_Exercise goal:_ Leave out all pictures and give back precisely the lines from the line with "Decode this image" to the line with "Output a JSON", including those two lines.

_The records:_
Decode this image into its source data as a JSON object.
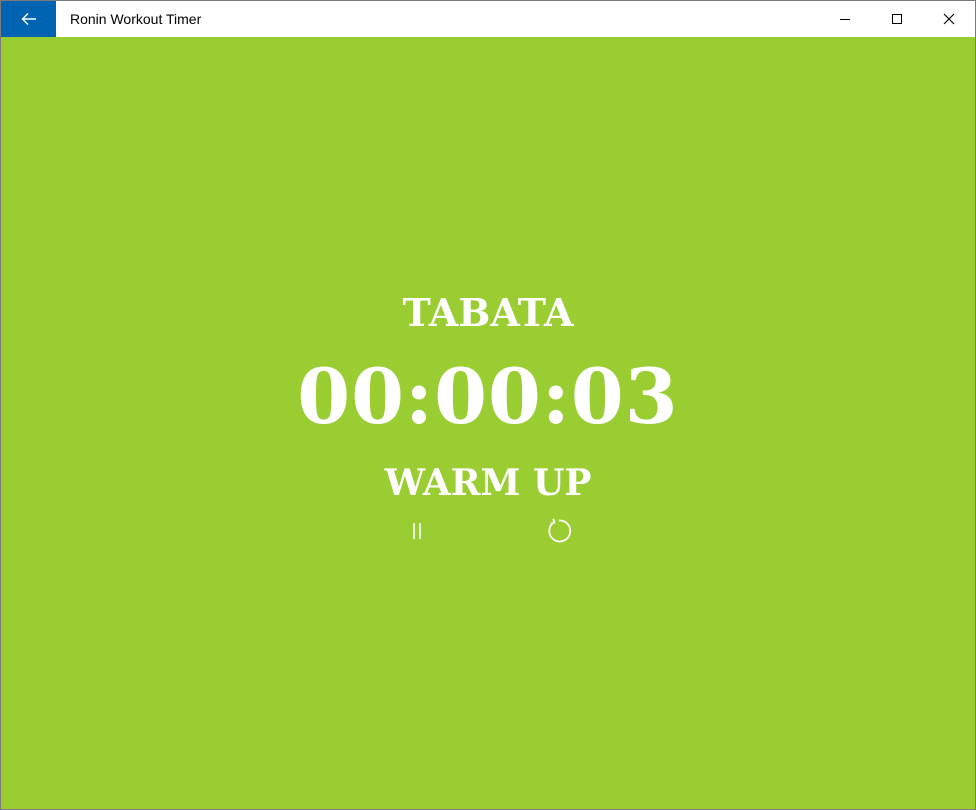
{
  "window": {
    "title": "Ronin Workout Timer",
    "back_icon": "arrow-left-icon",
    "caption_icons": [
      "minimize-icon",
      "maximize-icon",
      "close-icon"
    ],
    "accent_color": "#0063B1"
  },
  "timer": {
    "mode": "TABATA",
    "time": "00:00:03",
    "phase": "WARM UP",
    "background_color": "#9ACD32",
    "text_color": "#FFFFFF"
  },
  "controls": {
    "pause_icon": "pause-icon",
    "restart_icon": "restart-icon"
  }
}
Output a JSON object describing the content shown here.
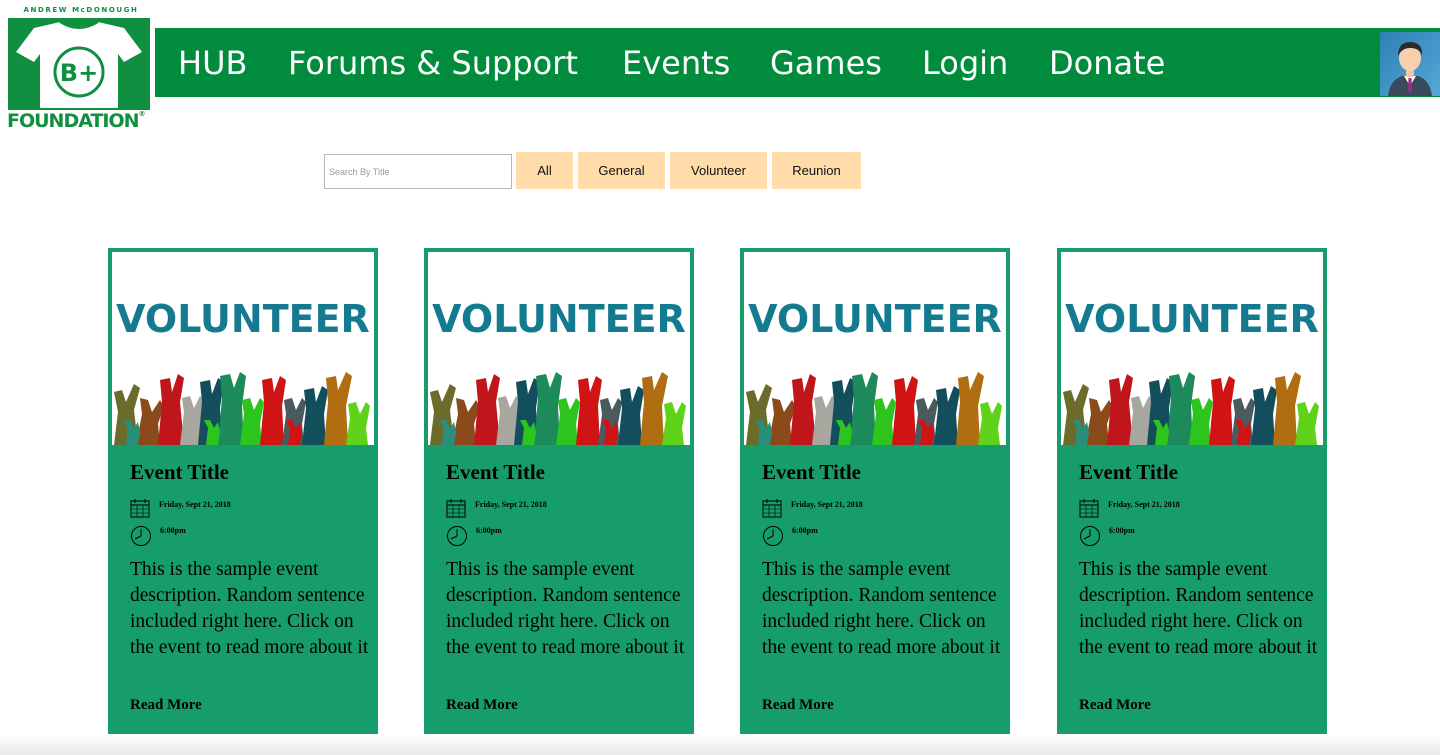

...

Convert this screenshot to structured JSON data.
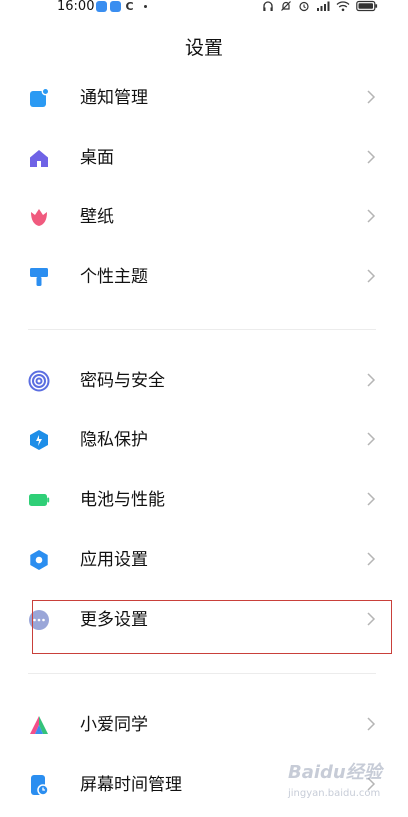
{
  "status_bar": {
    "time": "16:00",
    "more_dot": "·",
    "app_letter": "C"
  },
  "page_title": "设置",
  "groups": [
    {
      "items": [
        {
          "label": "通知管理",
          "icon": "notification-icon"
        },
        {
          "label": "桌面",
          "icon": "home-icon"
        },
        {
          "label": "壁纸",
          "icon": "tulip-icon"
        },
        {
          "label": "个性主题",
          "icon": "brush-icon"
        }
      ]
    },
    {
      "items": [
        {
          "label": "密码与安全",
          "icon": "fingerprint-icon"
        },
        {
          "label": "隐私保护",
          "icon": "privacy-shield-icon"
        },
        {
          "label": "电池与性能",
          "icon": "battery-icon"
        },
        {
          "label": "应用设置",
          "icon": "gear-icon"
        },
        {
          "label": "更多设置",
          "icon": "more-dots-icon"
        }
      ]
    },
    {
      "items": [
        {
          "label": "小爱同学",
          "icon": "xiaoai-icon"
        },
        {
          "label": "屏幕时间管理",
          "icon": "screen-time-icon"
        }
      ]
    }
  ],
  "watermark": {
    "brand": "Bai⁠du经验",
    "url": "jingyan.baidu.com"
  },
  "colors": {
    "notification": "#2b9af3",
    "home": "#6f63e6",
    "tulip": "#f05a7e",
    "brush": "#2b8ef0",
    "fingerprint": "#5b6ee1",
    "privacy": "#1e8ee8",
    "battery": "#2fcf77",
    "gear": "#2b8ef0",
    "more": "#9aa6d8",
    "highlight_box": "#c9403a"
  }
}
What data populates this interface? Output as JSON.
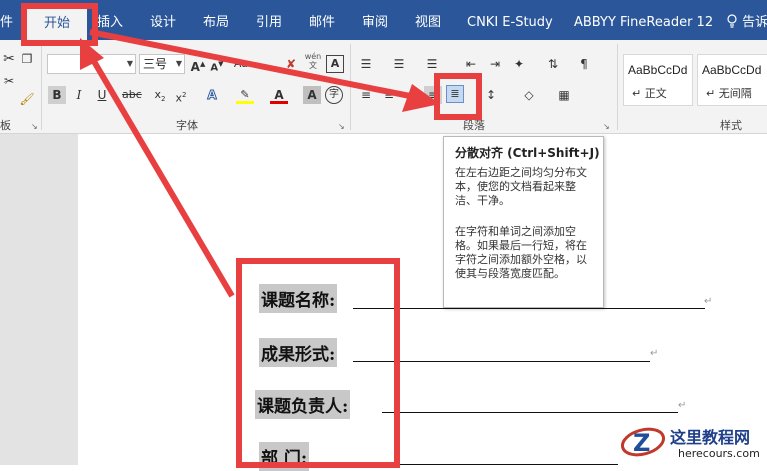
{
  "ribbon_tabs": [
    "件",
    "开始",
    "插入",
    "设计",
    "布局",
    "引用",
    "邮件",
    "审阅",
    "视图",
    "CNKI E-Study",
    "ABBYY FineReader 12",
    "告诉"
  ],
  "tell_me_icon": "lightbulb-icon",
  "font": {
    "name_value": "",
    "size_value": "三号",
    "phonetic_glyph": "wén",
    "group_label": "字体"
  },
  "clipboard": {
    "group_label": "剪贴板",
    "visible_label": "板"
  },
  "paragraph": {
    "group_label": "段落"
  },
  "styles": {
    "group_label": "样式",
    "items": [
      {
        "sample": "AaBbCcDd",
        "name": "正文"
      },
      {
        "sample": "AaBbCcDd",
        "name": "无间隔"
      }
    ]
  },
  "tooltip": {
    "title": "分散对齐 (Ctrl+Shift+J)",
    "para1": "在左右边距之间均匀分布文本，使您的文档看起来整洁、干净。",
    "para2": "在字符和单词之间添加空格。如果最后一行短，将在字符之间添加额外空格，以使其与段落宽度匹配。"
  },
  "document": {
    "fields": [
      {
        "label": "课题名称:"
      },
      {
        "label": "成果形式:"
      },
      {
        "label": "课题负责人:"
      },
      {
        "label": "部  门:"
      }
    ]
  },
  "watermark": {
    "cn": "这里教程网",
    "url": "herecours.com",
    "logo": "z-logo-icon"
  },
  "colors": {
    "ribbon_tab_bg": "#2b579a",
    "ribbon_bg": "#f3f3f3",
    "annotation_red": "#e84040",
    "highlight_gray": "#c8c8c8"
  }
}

==

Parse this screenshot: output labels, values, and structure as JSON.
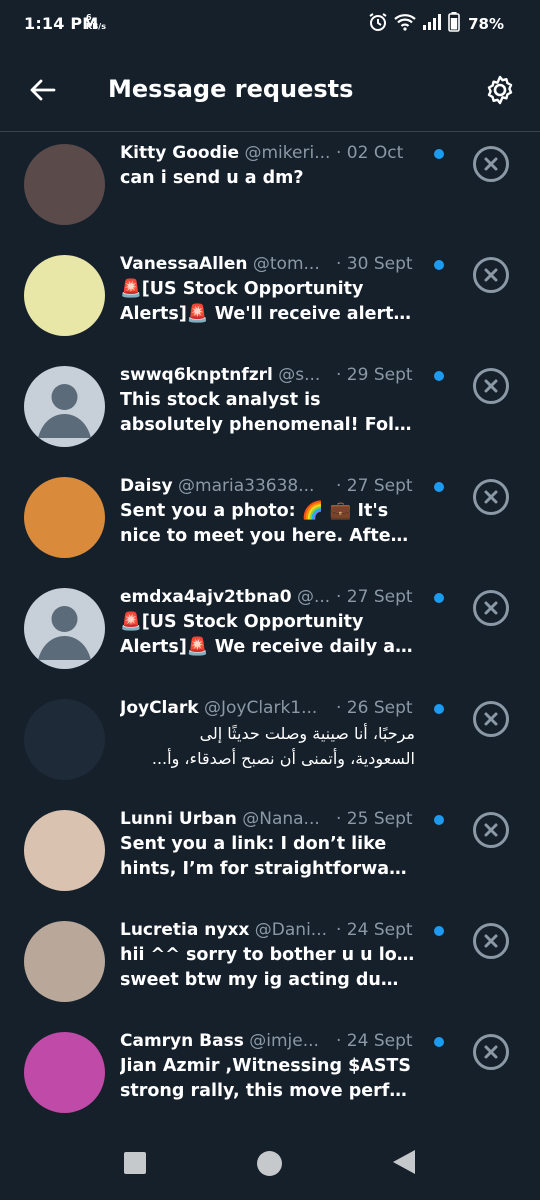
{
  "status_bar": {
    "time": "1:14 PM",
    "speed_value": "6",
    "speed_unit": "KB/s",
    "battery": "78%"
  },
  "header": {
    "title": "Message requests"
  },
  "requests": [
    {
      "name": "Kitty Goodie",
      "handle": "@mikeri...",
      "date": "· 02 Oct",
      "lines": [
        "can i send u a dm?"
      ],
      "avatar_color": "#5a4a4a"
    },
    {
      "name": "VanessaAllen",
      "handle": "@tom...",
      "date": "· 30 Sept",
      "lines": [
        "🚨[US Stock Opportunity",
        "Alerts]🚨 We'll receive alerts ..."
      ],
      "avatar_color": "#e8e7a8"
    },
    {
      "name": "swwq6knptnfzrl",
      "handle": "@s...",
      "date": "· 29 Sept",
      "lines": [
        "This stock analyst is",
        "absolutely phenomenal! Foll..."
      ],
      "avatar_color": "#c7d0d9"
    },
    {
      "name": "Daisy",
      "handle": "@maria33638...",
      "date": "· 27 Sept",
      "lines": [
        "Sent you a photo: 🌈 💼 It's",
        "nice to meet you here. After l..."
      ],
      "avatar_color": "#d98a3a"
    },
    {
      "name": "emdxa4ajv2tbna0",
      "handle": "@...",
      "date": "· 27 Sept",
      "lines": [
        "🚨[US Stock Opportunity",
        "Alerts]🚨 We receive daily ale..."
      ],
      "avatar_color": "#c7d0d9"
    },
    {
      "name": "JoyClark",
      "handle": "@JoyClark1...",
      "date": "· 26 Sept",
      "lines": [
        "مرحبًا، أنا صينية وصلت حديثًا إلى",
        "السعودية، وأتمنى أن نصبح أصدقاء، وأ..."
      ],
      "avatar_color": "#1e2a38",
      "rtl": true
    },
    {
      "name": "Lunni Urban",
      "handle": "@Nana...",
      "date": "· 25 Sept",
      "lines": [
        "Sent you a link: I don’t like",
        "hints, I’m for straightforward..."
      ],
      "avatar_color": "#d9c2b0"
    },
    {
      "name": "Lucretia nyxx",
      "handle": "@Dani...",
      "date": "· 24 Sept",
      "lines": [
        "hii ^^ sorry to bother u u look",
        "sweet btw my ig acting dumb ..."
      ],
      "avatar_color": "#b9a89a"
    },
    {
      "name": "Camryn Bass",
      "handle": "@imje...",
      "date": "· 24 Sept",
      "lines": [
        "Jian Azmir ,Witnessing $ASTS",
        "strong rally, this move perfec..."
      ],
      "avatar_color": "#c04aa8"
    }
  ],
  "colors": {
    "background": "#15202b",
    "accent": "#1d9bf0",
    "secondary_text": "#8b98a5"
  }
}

_Answer below:_
Decode this image into its source data as a JSON object.
{
  "window": {
    "title": "Ronin Workout Timer",
    "back_icon": "arrow-left-icon",
    "caption_icons": [
      "minimize-icon",
      "maximize-icon",
      "close-icon"
    ],
    "accent_color": "#0063B1"
  },
  "timer": {
    "mode": "TABATA",
    "time": "00:00:03",
    "phase": "WARM UP",
    "background_color": "#9ACD32",
    "text_color": "#FFFFFF"
  },
  "controls": {
    "pause_icon": "pause-icon",
    "restart_icon": "restart-icon"
  }
}
Output a JSON object describing the content shown here.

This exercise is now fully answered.